- _AIM OF THE TASK_
Reproduce the records that follow in full, excluding any picture they contain.

(Data listing)

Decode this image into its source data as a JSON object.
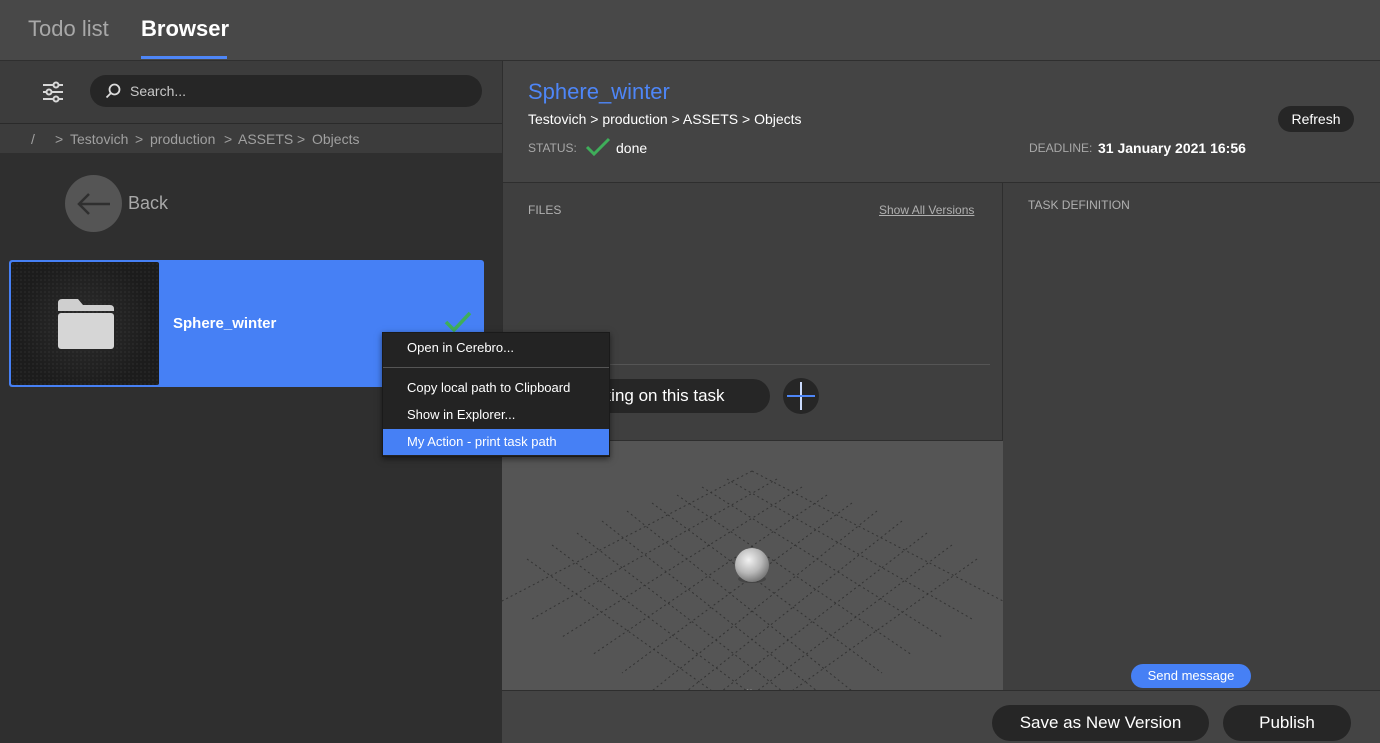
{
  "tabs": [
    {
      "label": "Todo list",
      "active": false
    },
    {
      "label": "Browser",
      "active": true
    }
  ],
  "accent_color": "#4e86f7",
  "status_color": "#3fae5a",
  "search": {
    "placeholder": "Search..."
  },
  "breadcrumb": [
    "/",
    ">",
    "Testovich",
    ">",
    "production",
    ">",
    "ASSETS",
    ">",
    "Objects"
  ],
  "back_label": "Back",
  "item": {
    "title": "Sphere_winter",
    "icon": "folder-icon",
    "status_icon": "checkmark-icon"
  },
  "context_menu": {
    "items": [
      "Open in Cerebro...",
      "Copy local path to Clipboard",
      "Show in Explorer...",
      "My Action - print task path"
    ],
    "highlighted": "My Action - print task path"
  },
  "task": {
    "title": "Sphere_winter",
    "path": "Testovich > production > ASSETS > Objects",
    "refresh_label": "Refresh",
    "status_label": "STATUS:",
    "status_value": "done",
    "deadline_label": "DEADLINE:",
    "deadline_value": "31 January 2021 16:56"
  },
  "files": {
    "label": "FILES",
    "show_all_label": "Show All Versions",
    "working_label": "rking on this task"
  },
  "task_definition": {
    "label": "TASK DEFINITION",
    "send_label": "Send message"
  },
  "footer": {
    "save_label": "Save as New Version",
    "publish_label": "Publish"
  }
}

- _TASK RESPONSE_
Decode this image into its source data as a JSON object.
{
  "tabs": [
    {
      "label": "Todo list",
      "active": false
    },
    {
      "label": "Browser",
      "active": true
    }
  ],
  "accent_color": "#4e86f7",
  "status_color": "#3fae5a",
  "search": {
    "placeholder": "Search..."
  },
  "breadcrumb": [
    "/",
    ">",
    "Testovich",
    ">",
    "production",
    ">",
    "ASSETS",
    ">",
    "Objects"
  ],
  "back_label": "Back",
  "item": {
    "title": "Sphere_winter",
    "icon": "folder-icon",
    "status_icon": "checkmark-icon"
  },
  "context_menu": {
    "items": [
      "Open in Cerebro...",
      "Copy local path to Clipboard",
      "Show in Explorer...",
      "My Action - print task path"
    ],
    "highlighted": "My Action - print task path"
  },
  "task": {
    "title": "Sphere_winter",
    "path": "Testovich > production > ASSETS > Objects",
    "refresh_label": "Refresh",
    "status_label": "STATUS:",
    "status_value": "done",
    "deadline_label": "DEADLINE:",
    "deadline_value": "31 January 2021 16:56"
  },
  "files": {
    "label": "FILES",
    "show_all_label": "Show All Versions",
    "working_label": "rking on this task"
  },
  "task_definition": {
    "label": "TASK DEFINITION",
    "send_label": "Send message"
  },
  "footer": {
    "save_label": "Save as New Version",
    "publish_label": "Publish"
  }
}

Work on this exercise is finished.